### SUPPLIED ENTRIES ###

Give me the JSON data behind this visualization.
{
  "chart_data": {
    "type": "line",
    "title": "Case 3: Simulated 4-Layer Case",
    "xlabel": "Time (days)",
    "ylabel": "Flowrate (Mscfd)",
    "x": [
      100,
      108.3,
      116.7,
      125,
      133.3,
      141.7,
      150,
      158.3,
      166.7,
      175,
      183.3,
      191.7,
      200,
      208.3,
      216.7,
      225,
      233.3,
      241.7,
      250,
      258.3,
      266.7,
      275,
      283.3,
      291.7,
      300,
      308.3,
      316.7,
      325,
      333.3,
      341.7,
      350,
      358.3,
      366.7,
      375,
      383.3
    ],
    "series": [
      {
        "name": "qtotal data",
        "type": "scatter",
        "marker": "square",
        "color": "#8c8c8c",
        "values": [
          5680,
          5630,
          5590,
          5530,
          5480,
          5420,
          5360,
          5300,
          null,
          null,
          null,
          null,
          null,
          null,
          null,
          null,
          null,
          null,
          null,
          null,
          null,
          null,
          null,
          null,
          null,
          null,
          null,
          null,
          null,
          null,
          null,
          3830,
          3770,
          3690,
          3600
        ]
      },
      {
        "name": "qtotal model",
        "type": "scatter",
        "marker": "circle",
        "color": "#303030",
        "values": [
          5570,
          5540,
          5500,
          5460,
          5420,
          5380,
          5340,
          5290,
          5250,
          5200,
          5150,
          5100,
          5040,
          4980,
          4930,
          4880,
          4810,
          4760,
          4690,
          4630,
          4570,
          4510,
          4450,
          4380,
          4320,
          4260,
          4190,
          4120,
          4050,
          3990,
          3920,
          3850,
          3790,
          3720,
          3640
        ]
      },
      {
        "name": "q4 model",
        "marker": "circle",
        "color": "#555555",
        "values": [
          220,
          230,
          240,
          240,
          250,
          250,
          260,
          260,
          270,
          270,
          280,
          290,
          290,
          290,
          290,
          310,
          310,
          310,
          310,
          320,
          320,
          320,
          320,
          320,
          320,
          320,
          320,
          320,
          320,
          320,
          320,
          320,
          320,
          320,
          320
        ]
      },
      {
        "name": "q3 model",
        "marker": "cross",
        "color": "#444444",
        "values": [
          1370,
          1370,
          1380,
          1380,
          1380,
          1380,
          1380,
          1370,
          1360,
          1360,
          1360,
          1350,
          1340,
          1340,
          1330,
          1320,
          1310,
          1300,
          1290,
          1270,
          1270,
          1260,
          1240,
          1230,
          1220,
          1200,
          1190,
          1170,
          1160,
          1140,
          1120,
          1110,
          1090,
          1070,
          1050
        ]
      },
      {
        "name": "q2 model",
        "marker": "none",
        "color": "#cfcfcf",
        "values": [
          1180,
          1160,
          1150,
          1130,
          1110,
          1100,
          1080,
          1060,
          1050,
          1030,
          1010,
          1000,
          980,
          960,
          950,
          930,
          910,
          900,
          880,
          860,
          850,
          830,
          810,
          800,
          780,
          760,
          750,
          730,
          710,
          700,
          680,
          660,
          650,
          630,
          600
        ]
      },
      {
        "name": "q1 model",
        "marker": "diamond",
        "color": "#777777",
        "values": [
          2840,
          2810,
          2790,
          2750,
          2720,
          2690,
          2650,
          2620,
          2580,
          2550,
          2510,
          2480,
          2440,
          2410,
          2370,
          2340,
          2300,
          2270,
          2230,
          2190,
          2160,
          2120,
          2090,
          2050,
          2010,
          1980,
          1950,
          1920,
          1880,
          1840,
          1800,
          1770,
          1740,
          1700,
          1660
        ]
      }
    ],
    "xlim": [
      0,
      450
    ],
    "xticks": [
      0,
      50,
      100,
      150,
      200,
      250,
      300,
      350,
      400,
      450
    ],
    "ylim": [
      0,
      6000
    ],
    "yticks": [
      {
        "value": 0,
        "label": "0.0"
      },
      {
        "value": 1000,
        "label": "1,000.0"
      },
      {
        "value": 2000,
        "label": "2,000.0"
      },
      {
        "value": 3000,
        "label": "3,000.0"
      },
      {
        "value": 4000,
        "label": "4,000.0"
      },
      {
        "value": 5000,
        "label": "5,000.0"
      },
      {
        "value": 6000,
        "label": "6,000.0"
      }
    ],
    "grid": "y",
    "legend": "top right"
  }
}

###

▶ **WHAT YOU ARE ASKED TO DO**: In the entries above, find every line with the word "model" and list it.

▶ **RESULT OF THE TASK**:
        "name": "qtotal model",
        "name": "q4 model",
        "name": "q3 model",
        "name": "q2 model",
        "name": "q1 model",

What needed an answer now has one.